EXERCISE INSTRUCTIONS - Extract every record, keeping each one exactly as it is.
#####
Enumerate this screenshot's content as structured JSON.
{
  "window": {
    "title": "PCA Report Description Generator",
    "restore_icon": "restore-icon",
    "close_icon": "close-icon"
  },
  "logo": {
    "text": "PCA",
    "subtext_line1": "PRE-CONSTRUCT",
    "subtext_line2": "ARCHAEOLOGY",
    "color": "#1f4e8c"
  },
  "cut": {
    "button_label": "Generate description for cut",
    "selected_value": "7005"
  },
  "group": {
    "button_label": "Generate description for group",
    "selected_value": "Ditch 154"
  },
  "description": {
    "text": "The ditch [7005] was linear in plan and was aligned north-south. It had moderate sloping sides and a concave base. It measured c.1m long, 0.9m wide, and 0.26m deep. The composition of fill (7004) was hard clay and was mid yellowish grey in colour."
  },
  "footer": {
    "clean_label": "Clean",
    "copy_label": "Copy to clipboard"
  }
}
#####
OUTPUT OF THE TASK -
Enumerate this screenshot's content as structured JSON.
{
  "window": {
    "title": "PCA Report Description Generator",
    "restore_icon": "restore-icon",
    "close_icon": "close-icon"
  },
  "logo": {
    "text": "PCA",
    "subtext_line1": "PRE-CONSTRUCT",
    "subtext_line2": "ARCHAEOLOGY",
    "color": "#1f4e8c"
  },
  "cut": {
    "button_label": "Generate description for cut",
    "selected_value": "7005"
  },
  "group": {
    "button_label": "Generate description for group",
    "selected_value": "Ditch 154"
  },
  "description": {
    "text": "The ditch [7005] was linear in plan and was aligned north-south. It had moderate sloping sides and a concave base. It measured c.1m long, 0.9m wide, and 0.26m deep. The composition of fill (7004) was hard clay and was mid yellowish grey in colour."
  },
  "footer": {
    "clean_label": "Clean",
    "copy_label": "Copy to clipboard"
  }
}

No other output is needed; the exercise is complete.